== Dataset content ==
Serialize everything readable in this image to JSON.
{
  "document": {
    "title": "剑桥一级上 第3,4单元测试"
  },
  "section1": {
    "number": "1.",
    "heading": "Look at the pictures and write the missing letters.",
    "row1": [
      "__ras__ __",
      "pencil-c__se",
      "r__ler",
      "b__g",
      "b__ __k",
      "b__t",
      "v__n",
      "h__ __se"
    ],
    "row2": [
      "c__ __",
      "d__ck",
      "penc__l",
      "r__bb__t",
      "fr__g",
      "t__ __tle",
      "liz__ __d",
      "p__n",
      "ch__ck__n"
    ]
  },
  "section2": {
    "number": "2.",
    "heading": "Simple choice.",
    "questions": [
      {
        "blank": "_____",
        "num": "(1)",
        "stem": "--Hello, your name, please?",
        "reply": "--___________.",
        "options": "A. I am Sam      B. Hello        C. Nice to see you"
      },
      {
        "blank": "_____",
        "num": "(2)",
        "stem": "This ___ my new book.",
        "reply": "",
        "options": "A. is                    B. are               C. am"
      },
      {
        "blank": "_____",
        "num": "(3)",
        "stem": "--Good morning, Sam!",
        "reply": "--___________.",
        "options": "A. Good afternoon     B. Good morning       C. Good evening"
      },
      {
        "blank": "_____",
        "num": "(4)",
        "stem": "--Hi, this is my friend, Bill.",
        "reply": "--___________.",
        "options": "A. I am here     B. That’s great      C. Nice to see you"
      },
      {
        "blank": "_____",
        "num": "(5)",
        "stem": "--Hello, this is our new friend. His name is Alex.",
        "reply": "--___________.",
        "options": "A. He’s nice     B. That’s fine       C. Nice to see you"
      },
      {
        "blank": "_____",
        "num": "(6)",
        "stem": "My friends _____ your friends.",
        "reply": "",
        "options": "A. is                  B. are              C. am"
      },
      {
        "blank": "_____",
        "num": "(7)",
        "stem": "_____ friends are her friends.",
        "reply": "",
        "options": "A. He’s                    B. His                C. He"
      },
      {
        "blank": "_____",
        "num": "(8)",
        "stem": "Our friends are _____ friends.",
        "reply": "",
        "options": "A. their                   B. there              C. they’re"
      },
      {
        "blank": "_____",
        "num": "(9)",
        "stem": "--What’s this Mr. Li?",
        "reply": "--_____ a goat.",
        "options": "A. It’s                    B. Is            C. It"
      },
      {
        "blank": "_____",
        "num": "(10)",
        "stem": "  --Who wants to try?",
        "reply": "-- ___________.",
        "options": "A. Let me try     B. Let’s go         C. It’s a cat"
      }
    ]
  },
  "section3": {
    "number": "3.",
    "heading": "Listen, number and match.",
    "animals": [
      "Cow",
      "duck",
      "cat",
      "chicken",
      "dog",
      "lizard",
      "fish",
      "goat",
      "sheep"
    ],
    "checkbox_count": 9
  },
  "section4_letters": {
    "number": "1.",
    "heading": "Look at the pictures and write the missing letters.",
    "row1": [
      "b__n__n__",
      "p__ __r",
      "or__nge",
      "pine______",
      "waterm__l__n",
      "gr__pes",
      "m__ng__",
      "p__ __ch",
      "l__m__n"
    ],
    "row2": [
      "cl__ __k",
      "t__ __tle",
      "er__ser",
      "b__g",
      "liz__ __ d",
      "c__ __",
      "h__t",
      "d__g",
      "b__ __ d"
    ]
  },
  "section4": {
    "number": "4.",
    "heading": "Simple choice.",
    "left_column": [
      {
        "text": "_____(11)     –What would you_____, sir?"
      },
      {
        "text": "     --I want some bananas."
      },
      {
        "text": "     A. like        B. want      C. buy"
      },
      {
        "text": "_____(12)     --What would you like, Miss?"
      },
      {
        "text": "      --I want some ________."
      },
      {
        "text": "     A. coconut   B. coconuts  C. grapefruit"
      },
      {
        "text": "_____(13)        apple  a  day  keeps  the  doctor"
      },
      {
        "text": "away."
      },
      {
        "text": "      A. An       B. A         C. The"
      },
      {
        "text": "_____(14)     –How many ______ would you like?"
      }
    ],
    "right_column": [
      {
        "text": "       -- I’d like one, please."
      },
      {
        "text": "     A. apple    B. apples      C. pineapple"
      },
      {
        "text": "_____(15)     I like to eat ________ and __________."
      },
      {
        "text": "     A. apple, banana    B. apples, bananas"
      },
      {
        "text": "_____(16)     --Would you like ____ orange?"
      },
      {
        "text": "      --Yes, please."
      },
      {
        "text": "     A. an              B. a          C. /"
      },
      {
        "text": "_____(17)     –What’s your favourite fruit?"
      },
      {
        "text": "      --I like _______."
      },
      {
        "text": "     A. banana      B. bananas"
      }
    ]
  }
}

== Your task ==
Only the count is wanted: report how many lines of the material above hold the word "Hello".

== Completed task ==
3